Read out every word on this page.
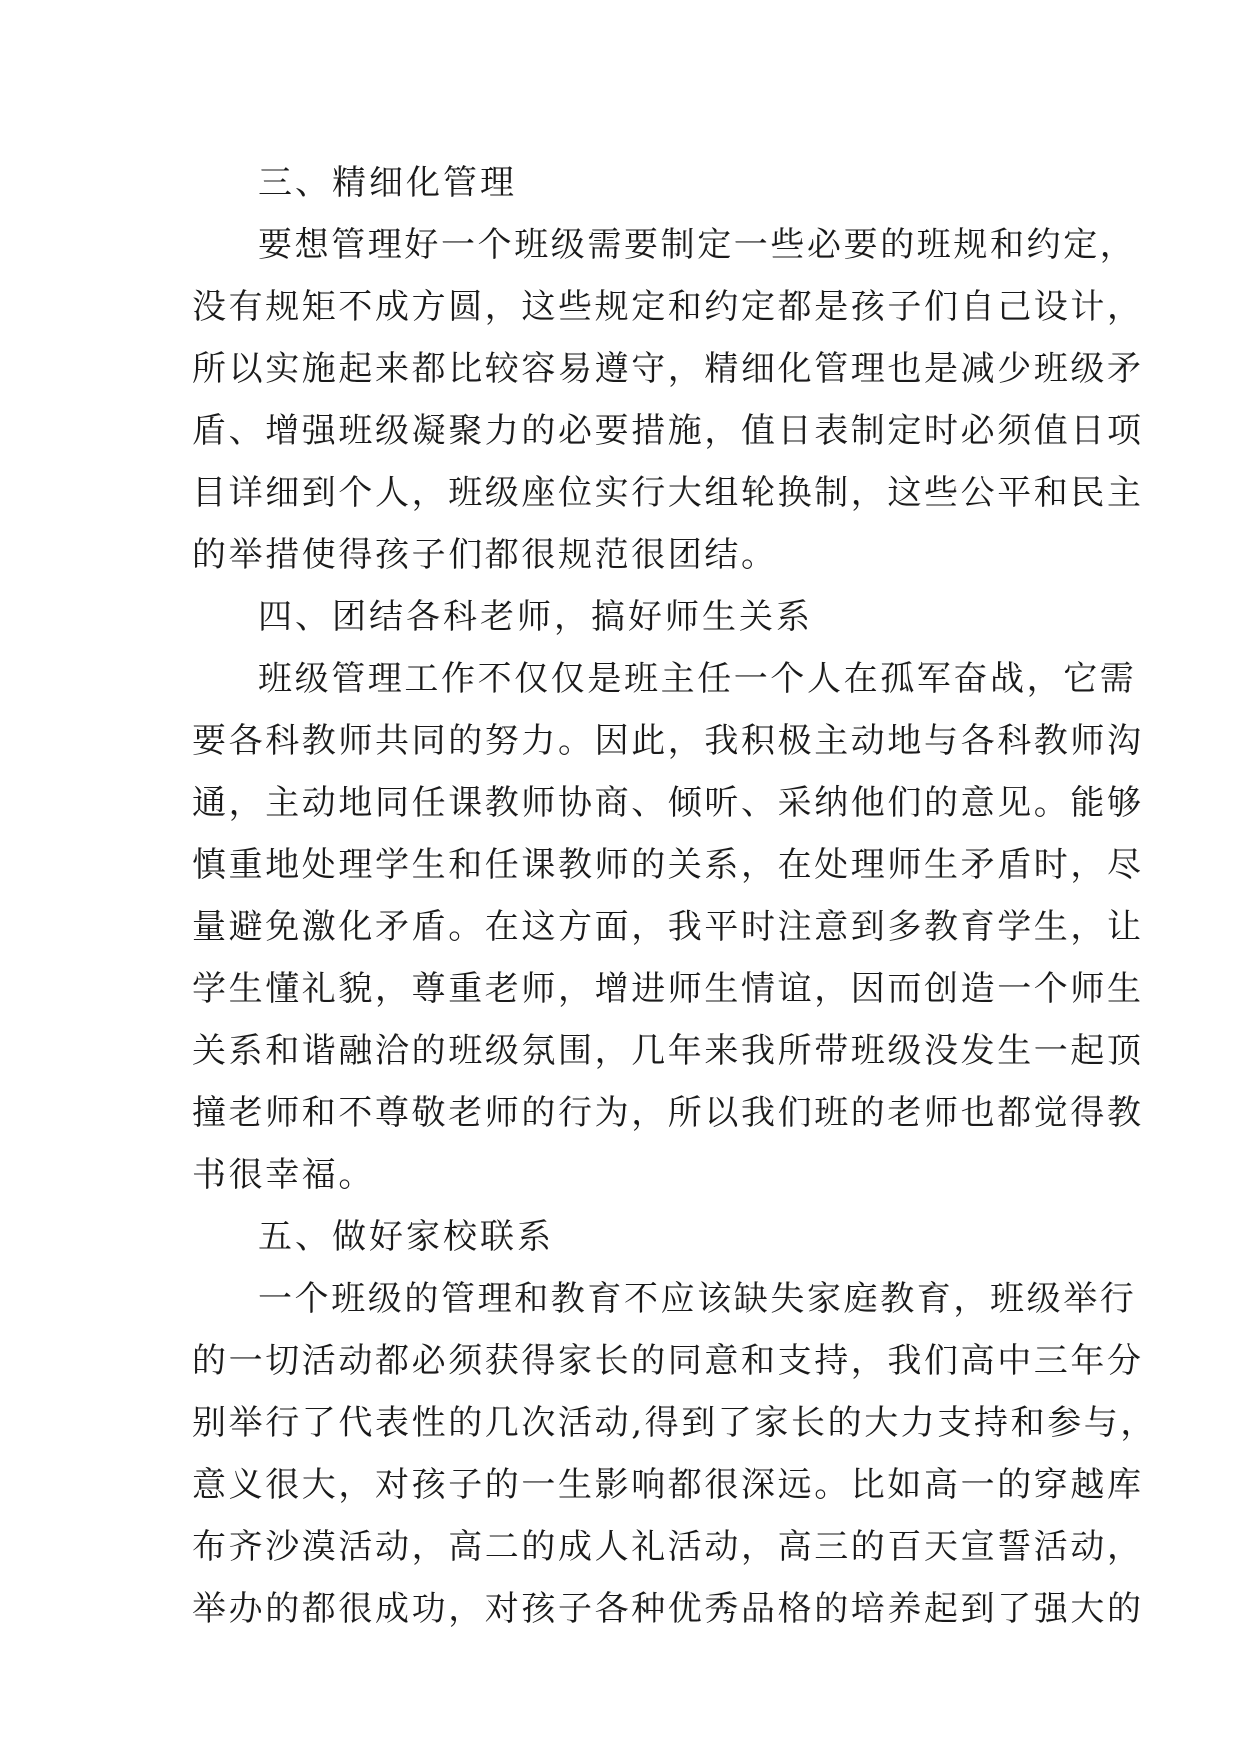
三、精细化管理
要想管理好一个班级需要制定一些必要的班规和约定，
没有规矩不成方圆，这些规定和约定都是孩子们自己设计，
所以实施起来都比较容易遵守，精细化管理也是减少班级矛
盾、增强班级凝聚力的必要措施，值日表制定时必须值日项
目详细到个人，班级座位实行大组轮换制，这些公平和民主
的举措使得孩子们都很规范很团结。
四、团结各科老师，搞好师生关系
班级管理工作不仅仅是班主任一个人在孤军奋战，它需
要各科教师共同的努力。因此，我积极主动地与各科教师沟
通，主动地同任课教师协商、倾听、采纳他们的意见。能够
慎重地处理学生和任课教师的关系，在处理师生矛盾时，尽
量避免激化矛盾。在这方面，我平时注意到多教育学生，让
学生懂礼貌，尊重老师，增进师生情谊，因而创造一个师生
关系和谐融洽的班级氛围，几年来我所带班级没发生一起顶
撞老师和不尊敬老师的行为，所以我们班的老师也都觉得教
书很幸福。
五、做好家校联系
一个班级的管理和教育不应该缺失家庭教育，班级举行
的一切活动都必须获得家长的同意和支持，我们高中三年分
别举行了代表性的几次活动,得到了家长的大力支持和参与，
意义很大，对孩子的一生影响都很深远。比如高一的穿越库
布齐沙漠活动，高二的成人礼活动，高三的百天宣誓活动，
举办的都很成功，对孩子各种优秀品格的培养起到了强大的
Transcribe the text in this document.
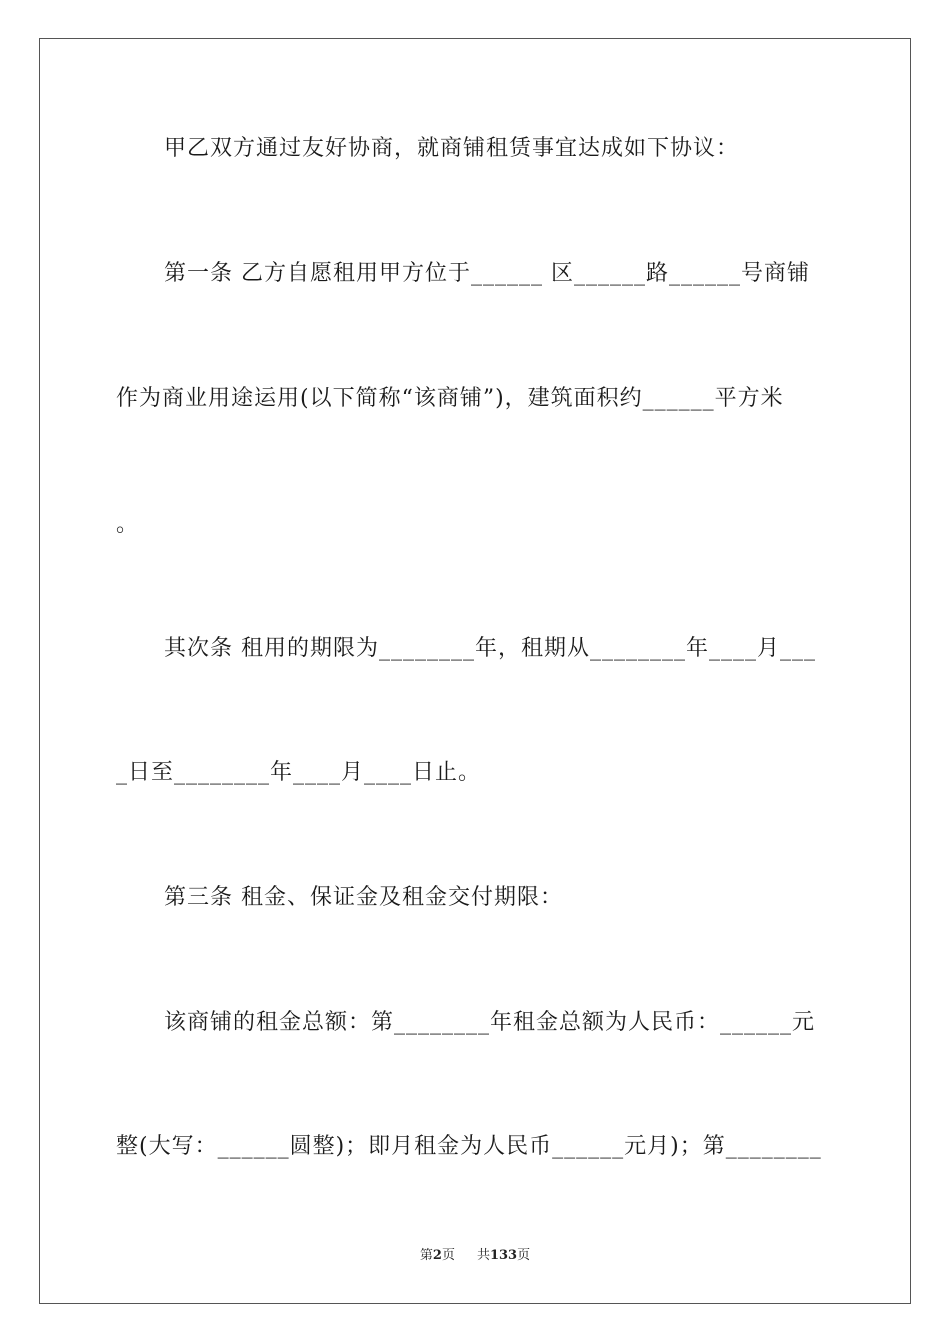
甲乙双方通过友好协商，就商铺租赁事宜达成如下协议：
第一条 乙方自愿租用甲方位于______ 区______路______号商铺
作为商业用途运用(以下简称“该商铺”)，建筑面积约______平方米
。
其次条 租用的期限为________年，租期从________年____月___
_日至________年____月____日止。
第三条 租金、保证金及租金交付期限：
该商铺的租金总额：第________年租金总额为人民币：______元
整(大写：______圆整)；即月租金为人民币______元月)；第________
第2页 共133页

...

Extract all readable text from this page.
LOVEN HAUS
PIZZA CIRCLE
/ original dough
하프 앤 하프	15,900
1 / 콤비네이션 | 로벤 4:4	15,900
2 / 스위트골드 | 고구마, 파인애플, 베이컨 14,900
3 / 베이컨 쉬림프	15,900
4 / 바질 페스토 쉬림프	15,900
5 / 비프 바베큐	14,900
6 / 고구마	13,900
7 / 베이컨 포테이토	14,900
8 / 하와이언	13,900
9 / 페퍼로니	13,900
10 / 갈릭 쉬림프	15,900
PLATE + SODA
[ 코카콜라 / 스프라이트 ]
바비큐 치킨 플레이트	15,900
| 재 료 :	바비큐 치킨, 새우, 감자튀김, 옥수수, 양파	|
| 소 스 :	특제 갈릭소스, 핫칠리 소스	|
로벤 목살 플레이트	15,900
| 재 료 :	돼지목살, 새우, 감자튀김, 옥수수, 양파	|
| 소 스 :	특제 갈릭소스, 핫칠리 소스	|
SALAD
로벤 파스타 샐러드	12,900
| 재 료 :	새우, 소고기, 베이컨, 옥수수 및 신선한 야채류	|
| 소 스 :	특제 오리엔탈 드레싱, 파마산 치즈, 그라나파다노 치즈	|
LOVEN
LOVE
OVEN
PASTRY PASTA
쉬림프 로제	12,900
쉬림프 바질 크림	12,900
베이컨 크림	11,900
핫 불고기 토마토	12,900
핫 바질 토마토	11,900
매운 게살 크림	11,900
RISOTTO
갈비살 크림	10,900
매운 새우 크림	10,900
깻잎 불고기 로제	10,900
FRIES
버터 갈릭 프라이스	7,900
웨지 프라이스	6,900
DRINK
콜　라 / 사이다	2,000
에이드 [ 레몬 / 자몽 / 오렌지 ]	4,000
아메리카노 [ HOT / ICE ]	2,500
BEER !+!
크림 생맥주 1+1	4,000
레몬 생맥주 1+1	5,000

= Written exercise =
For each line of the listing that holds the word "this", show that line.

= Written response =
Read out every word on this page.
Transcribe the text in this document.
Extract all readable text from this page.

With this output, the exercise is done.